» What the task requires: Identify each line below that contains the word "sufficient", and copy it out.
◆ ◆ ◆ ◆
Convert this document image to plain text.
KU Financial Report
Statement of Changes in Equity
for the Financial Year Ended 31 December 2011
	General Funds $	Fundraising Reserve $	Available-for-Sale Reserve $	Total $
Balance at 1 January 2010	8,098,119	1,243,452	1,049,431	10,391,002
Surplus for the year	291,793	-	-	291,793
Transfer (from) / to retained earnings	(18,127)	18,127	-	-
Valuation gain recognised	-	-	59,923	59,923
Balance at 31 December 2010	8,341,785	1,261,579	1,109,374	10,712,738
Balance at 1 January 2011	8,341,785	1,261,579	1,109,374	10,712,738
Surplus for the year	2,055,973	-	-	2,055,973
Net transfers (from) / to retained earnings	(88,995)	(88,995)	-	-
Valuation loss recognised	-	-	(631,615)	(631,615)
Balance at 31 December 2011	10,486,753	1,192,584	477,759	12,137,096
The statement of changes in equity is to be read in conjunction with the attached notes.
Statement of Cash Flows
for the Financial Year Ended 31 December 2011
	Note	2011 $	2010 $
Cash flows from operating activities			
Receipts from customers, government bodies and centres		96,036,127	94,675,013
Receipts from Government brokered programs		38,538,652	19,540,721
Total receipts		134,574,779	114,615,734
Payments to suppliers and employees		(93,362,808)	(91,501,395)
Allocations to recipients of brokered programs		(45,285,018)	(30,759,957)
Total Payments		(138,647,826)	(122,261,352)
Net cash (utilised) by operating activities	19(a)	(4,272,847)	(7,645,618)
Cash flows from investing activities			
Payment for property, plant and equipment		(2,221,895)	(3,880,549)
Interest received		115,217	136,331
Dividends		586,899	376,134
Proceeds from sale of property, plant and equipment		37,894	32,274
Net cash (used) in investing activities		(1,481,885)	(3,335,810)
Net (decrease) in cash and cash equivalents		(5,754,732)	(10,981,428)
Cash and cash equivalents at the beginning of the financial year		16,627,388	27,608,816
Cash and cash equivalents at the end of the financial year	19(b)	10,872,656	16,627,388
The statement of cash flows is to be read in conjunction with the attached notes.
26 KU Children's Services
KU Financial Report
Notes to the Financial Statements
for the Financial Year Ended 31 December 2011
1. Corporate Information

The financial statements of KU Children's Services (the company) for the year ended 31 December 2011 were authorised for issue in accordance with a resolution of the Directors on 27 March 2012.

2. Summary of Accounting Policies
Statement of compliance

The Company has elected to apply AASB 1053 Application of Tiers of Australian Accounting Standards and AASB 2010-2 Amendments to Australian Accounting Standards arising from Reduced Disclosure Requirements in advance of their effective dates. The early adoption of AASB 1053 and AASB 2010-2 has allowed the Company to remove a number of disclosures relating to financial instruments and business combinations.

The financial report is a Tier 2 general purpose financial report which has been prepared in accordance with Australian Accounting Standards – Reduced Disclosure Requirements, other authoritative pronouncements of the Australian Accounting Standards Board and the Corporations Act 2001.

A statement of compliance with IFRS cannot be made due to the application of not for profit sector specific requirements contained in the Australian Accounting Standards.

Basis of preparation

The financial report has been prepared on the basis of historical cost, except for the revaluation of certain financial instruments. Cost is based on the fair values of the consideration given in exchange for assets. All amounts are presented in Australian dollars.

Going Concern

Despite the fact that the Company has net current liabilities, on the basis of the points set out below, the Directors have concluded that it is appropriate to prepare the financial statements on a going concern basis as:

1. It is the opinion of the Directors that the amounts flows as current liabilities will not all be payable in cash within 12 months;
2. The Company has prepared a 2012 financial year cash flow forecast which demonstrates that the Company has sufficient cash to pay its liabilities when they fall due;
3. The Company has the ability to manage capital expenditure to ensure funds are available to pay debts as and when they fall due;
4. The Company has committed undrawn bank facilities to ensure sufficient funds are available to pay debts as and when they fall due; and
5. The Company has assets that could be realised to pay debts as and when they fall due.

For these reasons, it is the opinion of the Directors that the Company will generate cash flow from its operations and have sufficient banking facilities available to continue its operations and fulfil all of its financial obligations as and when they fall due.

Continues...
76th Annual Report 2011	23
◆ ◆ ◆ ◆
» Task output:
2. The Company has prepared a 2012 financial year cash flow forecast which demonstrates that the Company has sufficient cash to pay its liabilities when they fall due;
4. The Company has committed undrawn bank facilities to ensure sufficient funds are available to pay debts as and when they fall due; and
For these reasons, it is the opinion of the Directors that the Company will generate cash flow from its operations and have sufficient banking facilities available to continue its operations and fulfil all of its financial obligations as and when they fall due.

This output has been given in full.